* [Your task]:
Restate the full set of records exactly, word for word.

>> Begin Supplied records

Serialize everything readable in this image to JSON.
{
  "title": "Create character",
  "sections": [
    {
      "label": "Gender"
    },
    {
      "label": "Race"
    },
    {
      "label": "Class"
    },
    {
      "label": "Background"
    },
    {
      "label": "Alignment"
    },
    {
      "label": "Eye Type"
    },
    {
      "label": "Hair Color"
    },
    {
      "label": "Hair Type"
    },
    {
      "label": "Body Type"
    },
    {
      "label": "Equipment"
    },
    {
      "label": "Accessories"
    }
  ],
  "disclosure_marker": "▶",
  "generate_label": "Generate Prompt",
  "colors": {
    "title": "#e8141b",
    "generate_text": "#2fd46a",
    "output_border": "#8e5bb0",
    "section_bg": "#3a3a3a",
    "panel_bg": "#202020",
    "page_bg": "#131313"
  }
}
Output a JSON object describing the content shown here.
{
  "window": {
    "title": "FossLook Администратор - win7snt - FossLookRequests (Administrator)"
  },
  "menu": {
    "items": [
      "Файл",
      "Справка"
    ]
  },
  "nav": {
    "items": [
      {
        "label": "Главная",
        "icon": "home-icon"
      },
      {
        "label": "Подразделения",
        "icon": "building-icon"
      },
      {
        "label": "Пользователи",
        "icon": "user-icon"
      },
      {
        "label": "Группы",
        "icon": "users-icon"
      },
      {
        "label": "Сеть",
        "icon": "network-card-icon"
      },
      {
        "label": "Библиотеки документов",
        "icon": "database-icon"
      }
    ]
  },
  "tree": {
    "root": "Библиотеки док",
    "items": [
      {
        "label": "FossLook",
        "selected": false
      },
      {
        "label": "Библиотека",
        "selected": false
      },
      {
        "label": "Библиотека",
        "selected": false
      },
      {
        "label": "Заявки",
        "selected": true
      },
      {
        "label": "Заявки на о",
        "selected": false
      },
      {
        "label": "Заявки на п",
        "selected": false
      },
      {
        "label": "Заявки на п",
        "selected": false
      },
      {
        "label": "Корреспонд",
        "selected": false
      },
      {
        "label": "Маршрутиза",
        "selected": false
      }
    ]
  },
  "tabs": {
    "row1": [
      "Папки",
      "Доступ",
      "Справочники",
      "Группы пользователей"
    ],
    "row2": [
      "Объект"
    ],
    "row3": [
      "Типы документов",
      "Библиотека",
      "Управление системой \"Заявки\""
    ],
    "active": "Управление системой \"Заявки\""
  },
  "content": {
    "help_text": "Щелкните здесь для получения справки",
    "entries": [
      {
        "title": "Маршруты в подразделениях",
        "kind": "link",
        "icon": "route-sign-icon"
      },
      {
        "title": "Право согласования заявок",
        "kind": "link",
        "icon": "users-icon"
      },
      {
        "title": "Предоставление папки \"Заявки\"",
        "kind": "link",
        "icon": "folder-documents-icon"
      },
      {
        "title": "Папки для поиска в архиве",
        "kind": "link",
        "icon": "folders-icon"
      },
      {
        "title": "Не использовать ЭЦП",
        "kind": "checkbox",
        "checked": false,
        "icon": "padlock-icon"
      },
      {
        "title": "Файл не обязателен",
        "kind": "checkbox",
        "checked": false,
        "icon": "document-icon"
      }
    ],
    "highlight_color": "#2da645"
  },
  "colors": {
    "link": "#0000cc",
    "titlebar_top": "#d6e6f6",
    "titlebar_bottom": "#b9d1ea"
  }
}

>> End Supplied records

* [Written response]:
Serialize everything readable in this image to JSON.
{
  "title": "Create character",
  "sections": [
    {
      "label": "Gender"
    },
    {
      "label": "Race"
    },
    {
      "label": "Class"
    },
    {
      "label": "Background"
    },
    {
      "label": "Alignment"
    },
    {
      "label": "Eye Type"
    },
    {
      "label": "Hair Color"
    },
    {
      "label": "Hair Type"
    },
    {
      "label": "Body Type"
    },
    {
      "label": "Equipment"
    },
    {
      "label": "Accessories"
    }
  ],
  "disclosure_marker": "▶",
  "generate_label": "Generate Prompt",
  "colors": {
    "title": "#e8141b",
    "generate_text": "#2fd46a",
    "output_border": "#8e5bb0",
    "section_bg": "#3a3a3a",
    "panel_bg": "#202020",
    "page_bg": "#131313"
  }
}
Output a JSON object describing the content shown here.
{
  "window": {
    "title": "FossLook Администратор - win7snt - FossLookRequests (Administrator)"
  },
  "menu": {
    "items": [
      "Файл",
      "Справка"
    ]
  },
  "nav": {
    "items": [
      {
        "label": "Главная",
        "icon": "home-icon"
      },
      {
        "label": "Подразделения",
        "icon": "building-icon"
      },
      {
        "label": "Пользователи",
        "icon": "user-icon"
      },
      {
        "label": "Группы",
        "icon": "users-icon"
      },
      {
        "label": "Сеть",
        "icon": "network-card-icon"
      },
      {
        "label": "Библиотеки документов",
        "icon": "database-icon"
      }
    ]
  },
  "tree": {
    "root": "Библиотеки док",
    "items": [
      {
        "label": "FossLook",
        "selected": false
      },
      {
        "label": "Библиотека",
        "selected": false
      },
      {
        "label": "Библиотека",
        "selected": false
      },
      {
        "label": "Заявки",
        "selected": true
      },
      {
        "label": "Заявки на о",
        "selected": false
      },
      {
        "label": "Заявки на п",
        "selected": false
      },
      {
        "label": "Заявки на п",
        "selected": false
      },
      {
        "label": "Корреспонд",
        "selected": false
      },
      {
        "label": "Маршрутиза",
        "selected": false
      }
    ]
  },
  "tabs": {
    "row1": [
      "Папки",
      "Доступ",
      "Справочники",
      "Группы пользователей"
    ],
    "row2": [
      "Объект"
    ],
    "row3": [
      "Типы документов",
      "Библиотека",
      "Управление системой \"Заявки\""
    ],
    "active": "Управление системой \"Заявки\""
  },
  "content": {
    "help_text": "Щелкните здесь для получения справки",
    "entries": [
      {
        "title": "Маршруты в подразделениях",
        "kind": "link",
        "icon": "route-sign-icon"
      },
      {
        "title": "Право согласования заявок",
        "kind": "link",
        "icon": "users-icon"
      },
      {
        "title": "Предоставление папки \"Заявки\"",
        "kind": "link",
        "icon": "folder-documents-icon"
      },
      {
        "title": "Папки для поиска в архиве",
        "kind": "link",
        "icon": "folders-icon"
      },
      {
        "title": "Не использовать ЭЦП",
        "kind": "checkbox",
        "checked": false,
        "icon": "padlock-icon"
      },
      {
        "title": "Файл не обязателен",
        "kind": "checkbox",
        "checked": false,
        "icon": "document-icon"
      }
    ],
    "highlight_color": "#2da645"
  },
  "colors": {
    "link": "#0000cc",
    "titlebar_top": "#d6e6f6",
    "titlebar_bottom": "#b9d1ea"
  }
}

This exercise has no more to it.